TASK OBJECTIVE:
Make an exact copy of all the entries below, with the pictures left out.

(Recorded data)
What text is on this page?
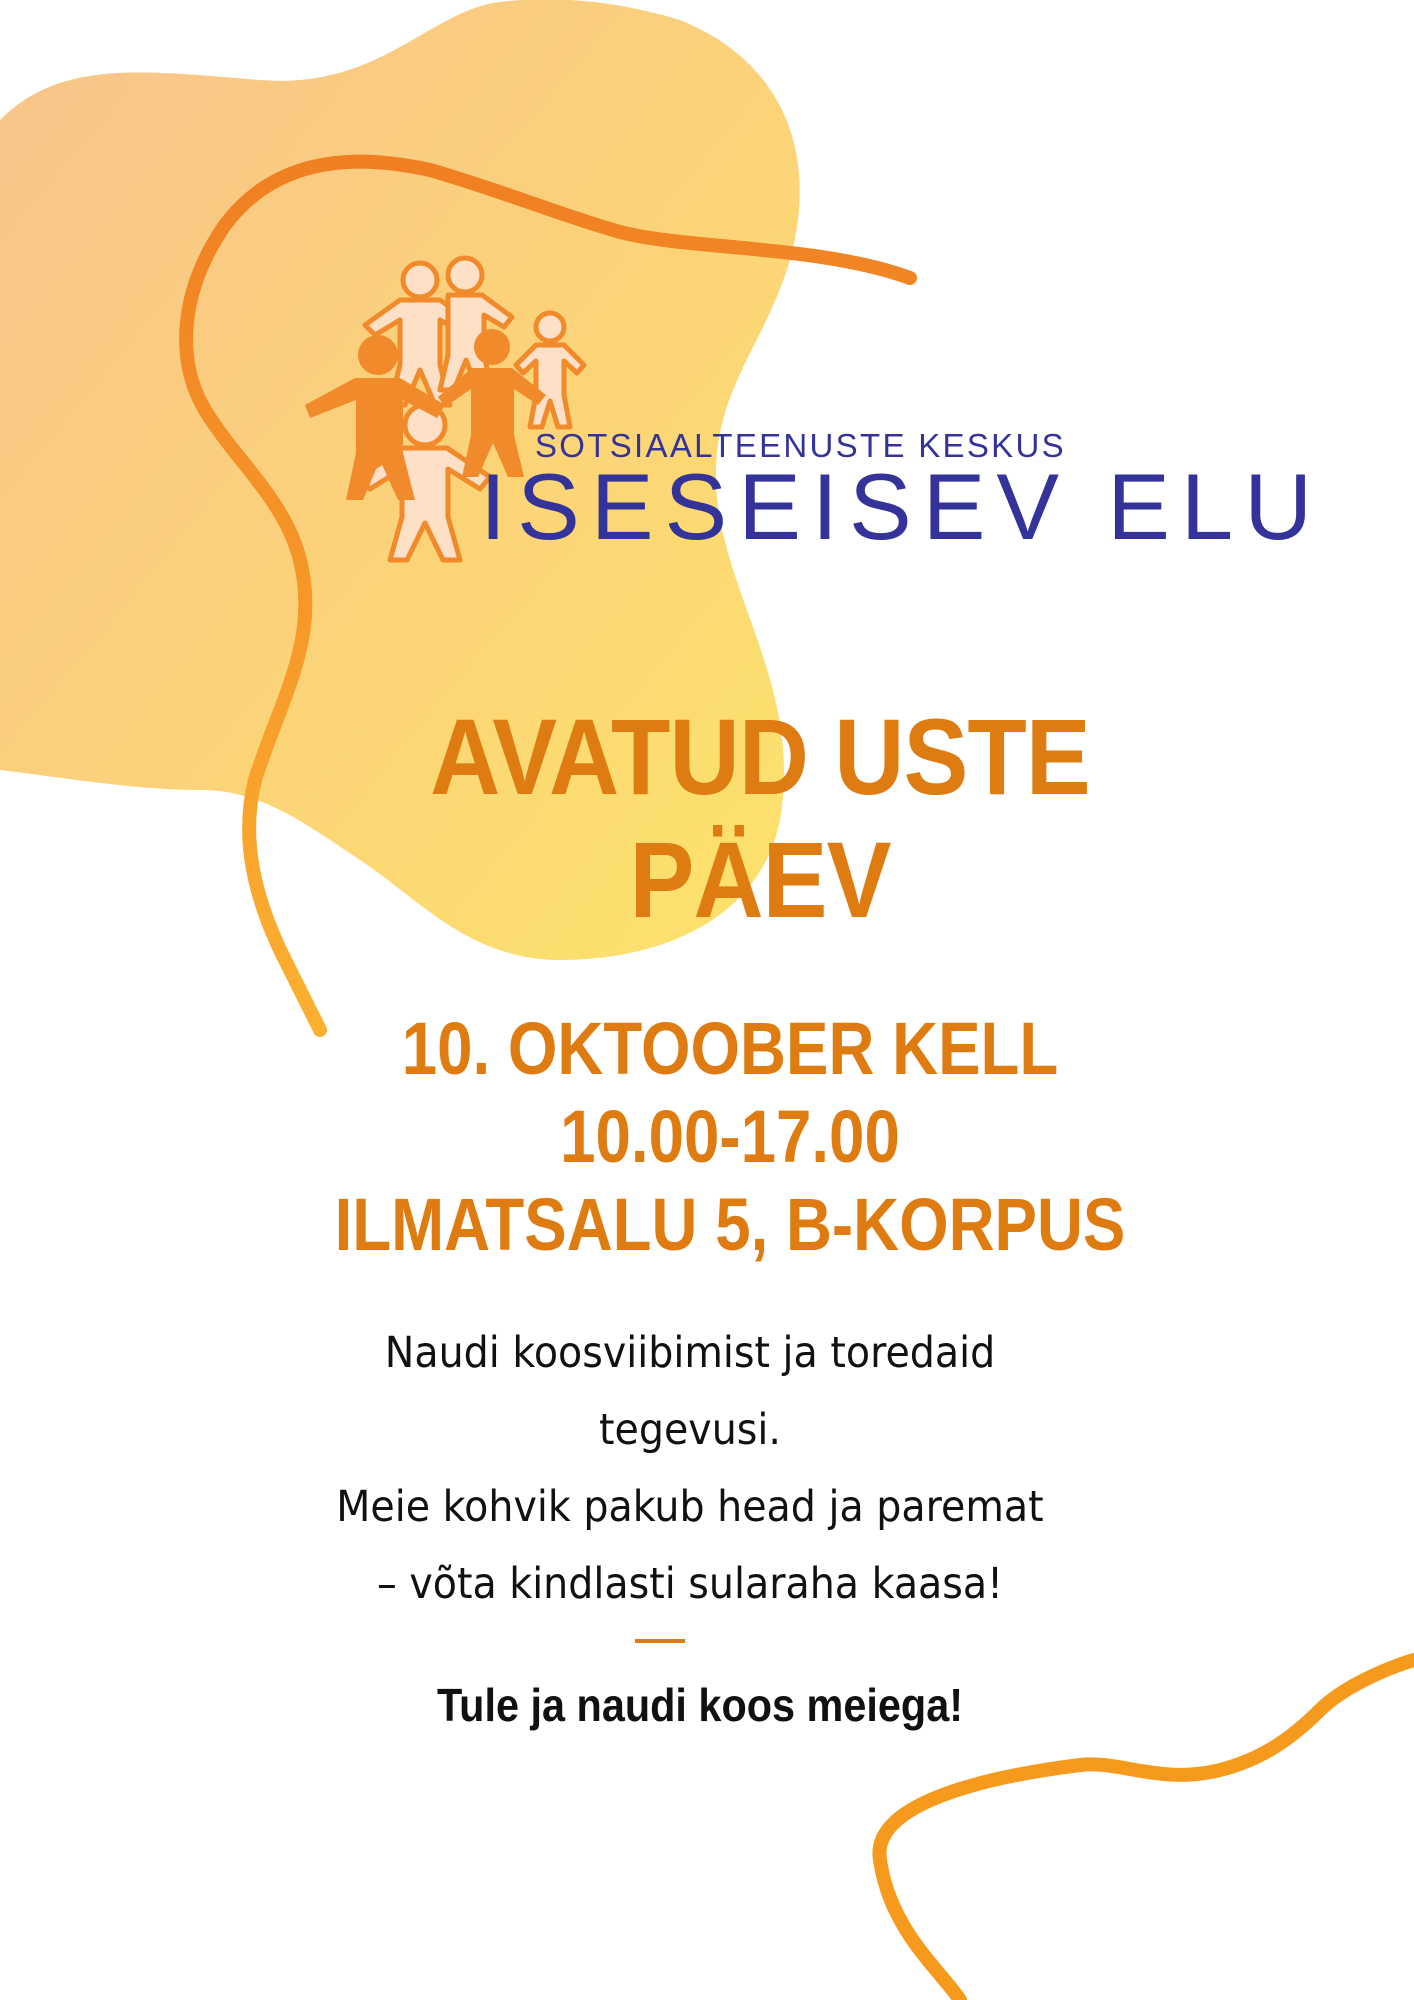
SOTSIAALTEENUSTE KESKUS
ISESEISEV ELU
AVATUD USTE
PÄEV
10. OKTOOBER KELL
10.00-17.00
ILMATSALU 5, B-KORPUS
Naudi koosviibimist ja toredaid
tegevusi.
Meie kohvik pakub head ja paremat
– võta kindlasti sularaha kaasa!
Tule ja naudi koos meiega!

EXERCISE RESPONSE:
What text is on this page?
SOTSIAALTEENUSTE KESKUS
ISESEISEV ELU
AVATUD USTE
PÄEV
10. OKTOOBER KELL
10.00-17.00
ILMATSALU 5, B-KORPUS
Naudi koosviibimist ja toredaid
tegevusi.
Meie kohvik pakub head ja paremat
– võta kindlasti sularaha kaasa!
Tule ja naudi koos meiega!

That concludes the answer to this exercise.